【読むポイントここだけ】
この判決は,労働者が使用者の業務計画,他の労働者の休暇予定等との事前の調整を経ることなく,始期と終期を特定して長期かつ連続の年次有給休暇の時期指定をした場合には,時季変更権の行使において,使用者にある程度の裁量的判断が認められると判断しました。
 
【事案の概要】
(1) 労働者は,本社第一編集局社会部の記者として勤務し,科学技術記者クラブに単独配置され,科学技術関係の多岐にわたる分野を担当していた。
(2) 当該労働者は,上司の社会部長に対して,約1か月の年次有給休暇を取りたい旨を申し入れた。これに対して,社会部長は,約1か月も不在では取材報道に支障を来すおそれがあり,代替要員を配置する人員の余裕もないとの理由を挙げて,2週間ずつ2回に分けて休暇を取ってほしいと回答し,時季変更権を行使して業務に就くことを命じた。
(3) 労働者は,会社の業務命令に反して就業しなかったため,懲戒処分である譴責処分を受け,賞与が減額された。
(4) 労働者は,時季変更権の行使は要件を欠き無効であるとして,懲戒処分の無効確認及び損害賠償を請求した。 

第一審は請求棄却,控訴審は控訴を一部認容

【判旨 判決の要約】破棄差戻し
(1)労働者が長期かつ連続の年次有給休暇を取得しようとする場合においては,それが長期のものであればあるほど,使用者において代替勤務者を確保することの困難さが増大するなど事業の正常な運営に支障を来す蓋然性が高くなり,使用者の事業計画,他の労働者の休暇予定等との事前の調整を図る必要が生ずるのが通常である。そのため,労働者が右の調整を経ることなく,長期かつ連続の年次有給休暇の時季指定をした場合には,これに対する使用者の時季変更権については,使用者にある程度の裁量的判断の余地を認めざるを得ない。

____________

■ **確認問題**:
a – 年次有給休暇の判決を扱った課題文で、労働者が一人で配置されていた記者クラブはどこですか。
b – 年次有給休暇の判決を扱った課題文を、最後の文のあとから書き継いでください。

■ **提供データ**:
____________

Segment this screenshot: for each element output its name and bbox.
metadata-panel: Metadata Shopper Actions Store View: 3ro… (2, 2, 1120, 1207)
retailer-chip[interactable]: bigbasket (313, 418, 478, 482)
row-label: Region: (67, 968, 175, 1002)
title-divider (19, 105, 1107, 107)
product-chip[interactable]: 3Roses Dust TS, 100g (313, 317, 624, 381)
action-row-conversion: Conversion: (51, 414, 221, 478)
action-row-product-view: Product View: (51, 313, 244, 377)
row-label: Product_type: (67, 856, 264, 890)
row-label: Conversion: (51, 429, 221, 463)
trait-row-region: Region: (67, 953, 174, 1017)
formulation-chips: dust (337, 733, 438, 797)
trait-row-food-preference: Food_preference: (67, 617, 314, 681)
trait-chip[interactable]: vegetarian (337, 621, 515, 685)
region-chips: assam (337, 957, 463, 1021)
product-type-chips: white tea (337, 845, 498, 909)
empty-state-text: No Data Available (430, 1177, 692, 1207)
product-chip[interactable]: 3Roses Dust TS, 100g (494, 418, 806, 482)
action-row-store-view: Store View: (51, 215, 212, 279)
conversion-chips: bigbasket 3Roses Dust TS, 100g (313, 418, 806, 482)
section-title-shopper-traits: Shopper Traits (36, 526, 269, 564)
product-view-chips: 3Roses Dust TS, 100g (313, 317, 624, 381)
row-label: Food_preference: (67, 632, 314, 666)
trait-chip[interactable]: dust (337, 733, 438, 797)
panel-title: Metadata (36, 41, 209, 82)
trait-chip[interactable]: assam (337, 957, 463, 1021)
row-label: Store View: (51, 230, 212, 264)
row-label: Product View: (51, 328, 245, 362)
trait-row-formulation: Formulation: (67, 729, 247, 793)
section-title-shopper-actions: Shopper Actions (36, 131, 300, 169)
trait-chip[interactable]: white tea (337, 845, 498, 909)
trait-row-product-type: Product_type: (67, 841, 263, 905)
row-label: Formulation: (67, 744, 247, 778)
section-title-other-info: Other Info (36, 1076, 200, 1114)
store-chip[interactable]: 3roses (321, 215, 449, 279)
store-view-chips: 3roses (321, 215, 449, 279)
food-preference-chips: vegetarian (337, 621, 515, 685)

____________

■ **各問の解答**:
a – 科学技術記者クラブです。

b –
(2)本件をみると,当該労働者の担当職務を支障なく代替し得る勤務者を見出し,長期にわたり確保することは相当に困難であること,当該労働者の単独配置はやむを得ない理由によるものであること,当該労働者は会社との十分な調整を経ないで時季指定したこと,当該労働者の上司は,当該労働者の時季指定に対する相当の配慮をしていることが明らかである。これらの諸点に鑑みると,会社の時季変更権の行使における裁量的判断は,適法なものと解する。 

【解説・ポイント】
実務上,会社の事情をまったく考慮しない年次有給休暇の時季指定には時季変更権行使をもって対処するほかありませんが,そのような事態を防ぐ意味でも年度当初に従業員の年休取得の予定を把握し,事前に必要な調整をしたり,長期休暇の請求時の対応については,他部門の従業員が応援に入る,もしくは派遣会社から派遣社員を受け入れるなどの方針決定をしておき,予め対策をとっておくことが重要です。